**TASK DETAILS:** Return the material below in full and exactly.

**** PROVIDED INFORMATION ****

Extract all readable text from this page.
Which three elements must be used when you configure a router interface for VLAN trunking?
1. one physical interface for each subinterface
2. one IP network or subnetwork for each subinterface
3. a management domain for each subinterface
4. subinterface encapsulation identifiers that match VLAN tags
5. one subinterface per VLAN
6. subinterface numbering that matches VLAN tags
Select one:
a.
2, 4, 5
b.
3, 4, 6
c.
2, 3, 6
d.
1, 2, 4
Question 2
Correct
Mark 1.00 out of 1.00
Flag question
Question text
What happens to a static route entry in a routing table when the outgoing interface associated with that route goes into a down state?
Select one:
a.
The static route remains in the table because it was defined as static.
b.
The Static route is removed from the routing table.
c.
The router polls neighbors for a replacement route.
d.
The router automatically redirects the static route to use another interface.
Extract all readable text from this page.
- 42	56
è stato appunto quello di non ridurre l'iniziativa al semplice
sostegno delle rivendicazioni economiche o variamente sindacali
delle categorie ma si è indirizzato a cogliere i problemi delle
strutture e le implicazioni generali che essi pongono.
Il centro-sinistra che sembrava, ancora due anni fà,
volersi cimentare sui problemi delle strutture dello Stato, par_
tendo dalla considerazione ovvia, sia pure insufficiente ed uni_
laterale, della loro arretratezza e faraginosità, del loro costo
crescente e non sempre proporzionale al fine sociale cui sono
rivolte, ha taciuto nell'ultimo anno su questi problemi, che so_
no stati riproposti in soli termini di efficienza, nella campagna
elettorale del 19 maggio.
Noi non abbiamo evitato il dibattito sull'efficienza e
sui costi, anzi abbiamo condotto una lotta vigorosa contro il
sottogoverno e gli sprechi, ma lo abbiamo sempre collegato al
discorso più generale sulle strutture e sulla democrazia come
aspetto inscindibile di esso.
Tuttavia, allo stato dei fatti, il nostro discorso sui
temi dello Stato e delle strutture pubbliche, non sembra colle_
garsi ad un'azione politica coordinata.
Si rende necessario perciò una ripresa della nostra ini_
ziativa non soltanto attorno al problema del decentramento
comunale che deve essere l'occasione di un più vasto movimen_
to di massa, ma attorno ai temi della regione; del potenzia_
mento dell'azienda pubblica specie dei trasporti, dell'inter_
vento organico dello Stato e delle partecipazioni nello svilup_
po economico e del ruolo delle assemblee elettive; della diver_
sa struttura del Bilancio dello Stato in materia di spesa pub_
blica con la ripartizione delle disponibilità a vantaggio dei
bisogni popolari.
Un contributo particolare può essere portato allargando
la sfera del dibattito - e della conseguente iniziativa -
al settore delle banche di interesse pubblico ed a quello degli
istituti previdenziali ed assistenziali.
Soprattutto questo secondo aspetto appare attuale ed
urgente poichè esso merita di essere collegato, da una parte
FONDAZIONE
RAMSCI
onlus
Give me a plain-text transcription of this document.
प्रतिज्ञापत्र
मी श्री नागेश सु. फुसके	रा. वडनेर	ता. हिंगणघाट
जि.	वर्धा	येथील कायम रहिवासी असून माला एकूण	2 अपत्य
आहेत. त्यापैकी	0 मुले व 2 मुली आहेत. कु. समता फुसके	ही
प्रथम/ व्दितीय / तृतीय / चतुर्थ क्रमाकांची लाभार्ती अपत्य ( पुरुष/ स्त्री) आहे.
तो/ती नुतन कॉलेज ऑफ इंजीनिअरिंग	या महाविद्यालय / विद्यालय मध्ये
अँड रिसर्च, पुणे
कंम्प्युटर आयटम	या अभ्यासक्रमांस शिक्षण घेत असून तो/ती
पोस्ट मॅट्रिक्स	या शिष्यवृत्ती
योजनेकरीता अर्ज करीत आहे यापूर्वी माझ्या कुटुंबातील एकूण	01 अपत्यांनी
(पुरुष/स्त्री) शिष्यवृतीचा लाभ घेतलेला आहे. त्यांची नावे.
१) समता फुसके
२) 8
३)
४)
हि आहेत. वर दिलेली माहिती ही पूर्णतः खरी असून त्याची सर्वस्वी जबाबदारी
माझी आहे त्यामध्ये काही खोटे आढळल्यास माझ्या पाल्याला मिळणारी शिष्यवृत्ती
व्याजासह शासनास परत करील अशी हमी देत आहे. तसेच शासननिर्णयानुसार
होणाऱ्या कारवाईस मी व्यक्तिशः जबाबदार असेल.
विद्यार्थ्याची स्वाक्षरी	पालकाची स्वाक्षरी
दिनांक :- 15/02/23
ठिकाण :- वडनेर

****

**CORRECT ANSWER:**
Extract all readable text from this page.
Which three elements must be used when you configure a router interface for VLAN trunking?
1. one physical interface for each subinterface
2. one IP network or subnetwork for each subinterface
3. a management domain for each subinterface
4. subinterface encapsulation identifiers that match VLAN tags
5. one subinterface per VLAN
6. subinterface numbering that matches VLAN tags
Select one:
a.
2, 4, 5
b.
3, 4, 6
c.
2, 3, 6
d.
1, 2, 4
Question 2
Correct
Mark 1.00 out of 1.00
Flag question
Question text
What happens to a static route entry in a routing table when the outgoing interface associated with that route goes into a down state?
Select one:
a.
The static route remains in the table because it was defined as static.
b.
The Static route is removed from the routing table.
c.
The router polls neighbors for a replacement route.
d.
The router automatically redirects the static route to use another interface.
Extract all readable text from this page.
- 42	56
è stato appunto quello di non ridurre l'iniziativa al semplice
sostegno delle rivendicazioni economiche o variamente sindacali
delle categorie ma si è indirizzato a cogliere i problemi delle
strutture e le implicazioni generali che essi pongono.
Il centro-sinistra che sembrava, ancora due anni fà,
volersi cimentare sui problemi delle strutture dello Stato, par_
tendo dalla considerazione ovvia, sia pure insufficiente ed uni_
laterale, della loro arretratezza e faraginosità, del loro costo
crescente e non sempre proporzionale al fine sociale cui sono
rivolte, ha taciuto nell'ultimo anno su questi problemi, che so_
no stati riproposti in soli termini di efficienza, nella campagna
elettorale del 19 maggio.
Noi non abbiamo evitato il dibattito sull'efficienza e
sui costi, anzi abbiamo condotto una lotta vigorosa contro il
sottogoverno e gli sprechi, ma lo abbiamo sempre collegato al
discorso più generale sulle strutture e sulla democrazia come
aspetto inscindibile di esso.
Tuttavia, allo stato dei fatti, il nostro discorso sui
temi dello Stato e delle strutture pubbliche, non sembra colle_
garsi ad un'azione politica coordinata.
Si rende necessario perciò una ripresa della nostra ini_
ziativa non soltanto attorno al problema del decentramento
comunale che deve essere l'occasione di un più vasto movimen_
to di massa, ma attorno ai temi della regione; del potenzia_
mento dell'azienda pubblica specie dei trasporti, dell'inter_
vento organico dello Stato e delle partecipazioni nello svilup_
po economico e del ruolo delle assemblee elettive; della diver_
sa struttura del Bilancio dello Stato in materia di spesa pub_
blica con la ripartizione delle disponibilità a vantaggio dei
bisogni popolari.
Un contributo particolare può essere portato allargando
la sfera del dibattito - e della conseguente iniziativa -
al settore delle banche di interesse pubblico ed a quello degli
istituti previdenziali ed assistenziali.
Soprattutto questo secondo aspetto appare attuale ed
urgente poichè esso merita di essere collegato, da una parte
FONDAZIONE
RAMSCI
onlus
Give me a plain-text transcription of this document.
प्रतिज्ञापत्र
मी श्री नागेश सु. फुसके	रा. वडनेर	ता. हिंगणघाट
जि.	वर्धा	येथील कायम रहिवासी असून माला एकूण	2 अपत्य
आहेत. त्यापैकी	0 मुले व 2 मुली आहेत. कु. समता फुसके	ही
प्रथम/ व्दितीय / तृतीय / चतुर्थ क्रमाकांची लाभार्ती अपत्य ( पुरुष/ स्त्री) आहे.
तो/ती नुतन कॉलेज ऑफ इंजीनिअरिंग	या महाविद्यालय / विद्यालय मध्ये
अँड रिसर्च, पुणे
कंम्प्युटर आयटम	या अभ्यासक्रमांस शिक्षण घेत असून तो/ती
पोस्ट मॅट्रिक्स	या शिष्यवृत्ती
योजनेकरीता अर्ज करीत आहे यापूर्वी माझ्या कुटुंबातील एकूण	01 अपत्यांनी
(पुरुष/स्त्री) शिष्यवृतीचा लाभ घेतलेला आहे. त्यांची नावे.
१) समता फुसके
२) 8
३)
४)
हि आहेत. वर दिलेली माहिती ही पूर्णतः खरी असून त्याची सर्वस्वी जबाबदारी
माझी आहे त्यामध्ये काही खोटे आढळल्यास माझ्या पाल्याला मिळणारी शिष्यवृत्ती
व्याजासह शासनास परत करील अशी हमी देत आहे. तसेच शासननिर्णयानुसार
होणाऱ्या कारवाईस मी व्यक्तिशः जबाबदार असेल.
विद्यार्थ्याची स्वाक्षरी	पालकाची स्वाक्षरी
दिनांक :- 15/02/23
ठिकाण :- वडनेर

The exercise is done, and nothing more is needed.